Given task: Repeat, exactly and completely, the material that follows. Omit the pictures.

Listed entries:
■ ■ ■ ■

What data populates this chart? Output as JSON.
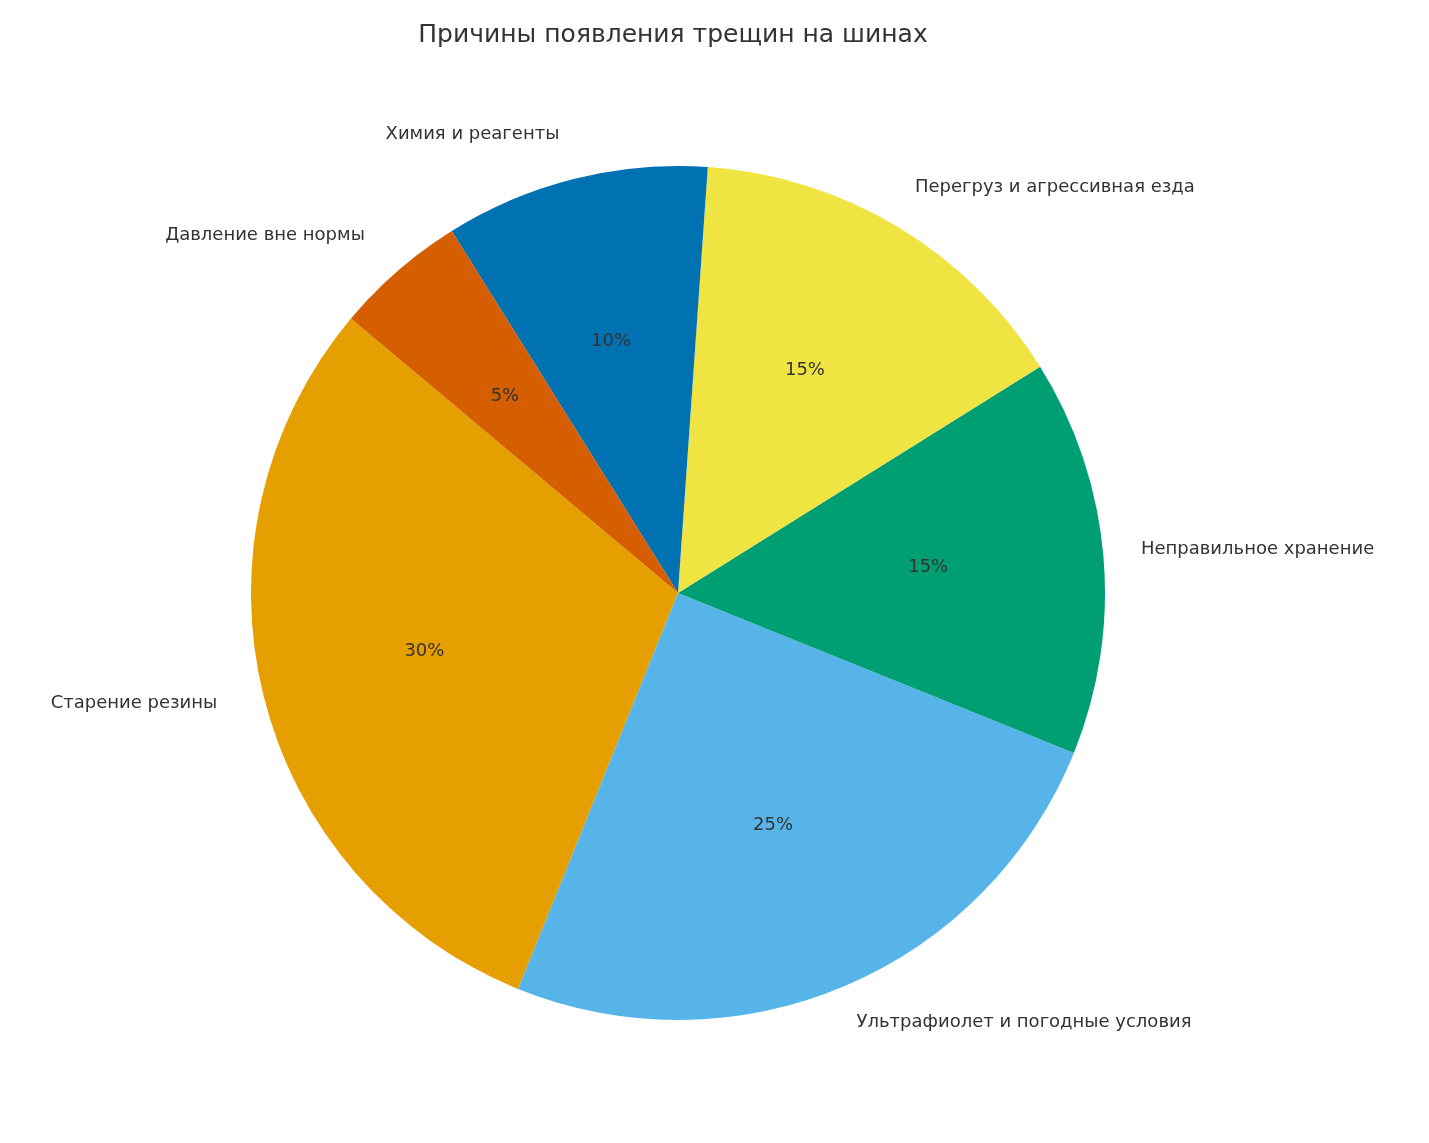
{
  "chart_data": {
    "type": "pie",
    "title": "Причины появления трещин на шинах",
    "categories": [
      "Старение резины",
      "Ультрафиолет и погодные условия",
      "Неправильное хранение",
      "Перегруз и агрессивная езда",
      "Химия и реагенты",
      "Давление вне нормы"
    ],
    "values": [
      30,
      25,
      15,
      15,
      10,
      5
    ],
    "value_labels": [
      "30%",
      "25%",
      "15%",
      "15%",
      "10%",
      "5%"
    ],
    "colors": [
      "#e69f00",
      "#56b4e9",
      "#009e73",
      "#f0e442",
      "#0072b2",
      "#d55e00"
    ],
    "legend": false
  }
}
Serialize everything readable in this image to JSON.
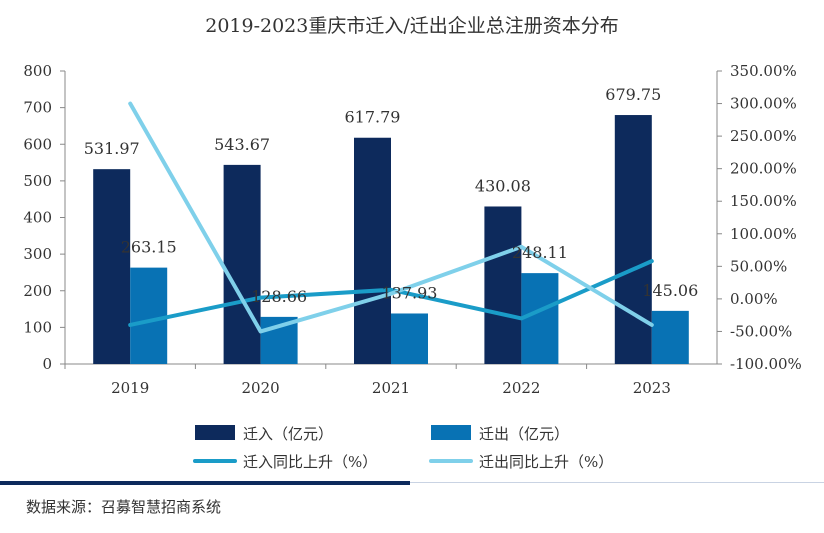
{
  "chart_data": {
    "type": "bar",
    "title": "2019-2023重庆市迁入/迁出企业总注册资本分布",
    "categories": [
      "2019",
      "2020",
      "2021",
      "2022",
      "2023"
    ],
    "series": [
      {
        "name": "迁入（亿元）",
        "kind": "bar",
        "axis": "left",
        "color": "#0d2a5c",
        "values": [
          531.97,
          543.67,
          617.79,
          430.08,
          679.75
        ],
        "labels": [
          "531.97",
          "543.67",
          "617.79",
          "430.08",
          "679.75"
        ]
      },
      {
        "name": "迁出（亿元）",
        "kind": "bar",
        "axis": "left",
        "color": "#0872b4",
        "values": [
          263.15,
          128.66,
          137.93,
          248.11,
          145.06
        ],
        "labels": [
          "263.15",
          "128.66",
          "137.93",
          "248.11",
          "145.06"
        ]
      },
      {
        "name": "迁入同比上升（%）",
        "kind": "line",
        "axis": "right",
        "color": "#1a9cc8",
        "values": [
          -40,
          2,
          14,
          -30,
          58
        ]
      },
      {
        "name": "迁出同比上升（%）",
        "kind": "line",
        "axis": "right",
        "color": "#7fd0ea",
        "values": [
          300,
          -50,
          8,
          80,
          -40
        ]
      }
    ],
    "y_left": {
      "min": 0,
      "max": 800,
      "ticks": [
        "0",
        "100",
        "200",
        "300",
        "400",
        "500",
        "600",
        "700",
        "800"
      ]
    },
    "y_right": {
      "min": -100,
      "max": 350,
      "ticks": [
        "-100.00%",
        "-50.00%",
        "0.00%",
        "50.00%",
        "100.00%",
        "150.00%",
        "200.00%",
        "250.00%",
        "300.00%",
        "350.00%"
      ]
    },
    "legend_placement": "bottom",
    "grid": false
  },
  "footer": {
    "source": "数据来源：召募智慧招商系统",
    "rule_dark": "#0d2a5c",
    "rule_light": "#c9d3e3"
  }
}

■ ■ ■ ■

Solution to this exercise:
What data populates this chart? Output as JSON.
{
  "chart_data": {
    "type": "pie",
    "title": "Причины появления трещин на шинах",
    "categories": [
      "Старение резины",
      "Ультрафиолет и погодные условия",
      "Неправильное хранение",
      "Перегруз и агрессивная езда",
      "Химия и реагенты",
      "Давление вне нормы"
    ],
    "values": [
      30,
      25,
      15,
      15,
      10,
      5
    ],
    "value_labels": [
      "30%",
      "25%",
      "15%",
      "15%",
      "10%",
      "5%"
    ],
    "colors": [
      "#e69f00",
      "#56b4e9",
      "#009e73",
      "#f0e442",
      "#0072b2",
      "#d55e00"
    ],
    "legend": false
  }
}
Serialize everything readable in this image to JSON.
{
  "chart_data": {
    "type": "bar",
    "title": "2019-2023重庆市迁入/迁出企业总注册资本分布",
    "categories": [
      "2019",
      "2020",
      "2021",
      "2022",
      "2023"
    ],
    "series": [
      {
        "name": "迁入（亿元）",
        "kind": "bar",
        "axis": "left",
        "color": "#0d2a5c",
        "values": [
          531.97,
          543.67,
          617.79,
          430.08,
          679.75
        ],
        "labels": [
          "531.97",
          "543.67",
          "617.79",
          "430.08",
          "679.75"
        ]
      },
      {
        "name": "迁出（亿元）",
        "kind": "bar",
        "axis": "left",
        "color": "#0872b4",
        "values": [
          263.15,
          128.66,
          137.93,
          248.11,
          145.06
        ],
        "labels": [
          "263.15",
          "128.66",
          "137.93",
          "248.11",
          "145.06"
        ]
      },
      {
        "name": "迁入同比上升（%）",
        "kind": "line",
        "axis": "right",
        "color": "#1a9cc8",
        "values": [
          -40,
          2,
          14,
          -30,
          58
        ]
      },
      {
        "name": "迁出同比上升（%）",
        "kind": "line",
        "axis": "right",
        "color": "#7fd0ea",
        "values": [
          300,
          -50,
          8,
          80,
          -40
        ]
      }
    ],
    "y_left": {
      "min": 0,
      "max": 800,
      "ticks": [
        "0",
        "100",
        "200",
        "300",
        "400",
        "500",
        "600",
        "700",
        "800"
      ]
    },
    "y_right": {
      "min": -100,
      "max": 350,
      "ticks": [
        "-100.00%",
        "-50.00%",
        "0.00%",
        "50.00%",
        "100.00%",
        "150.00%",
        "200.00%",
        "250.00%",
        "300.00%",
        "350.00%"
      ]
    },
    "legend_placement": "bottom",
    "grid": false
  },
  "footer": {
    "source": "数据来源：召募智慧招商系统",
    "rule_dark": "#0d2a5c",
    "rule_light": "#c9d3e3"
  }
}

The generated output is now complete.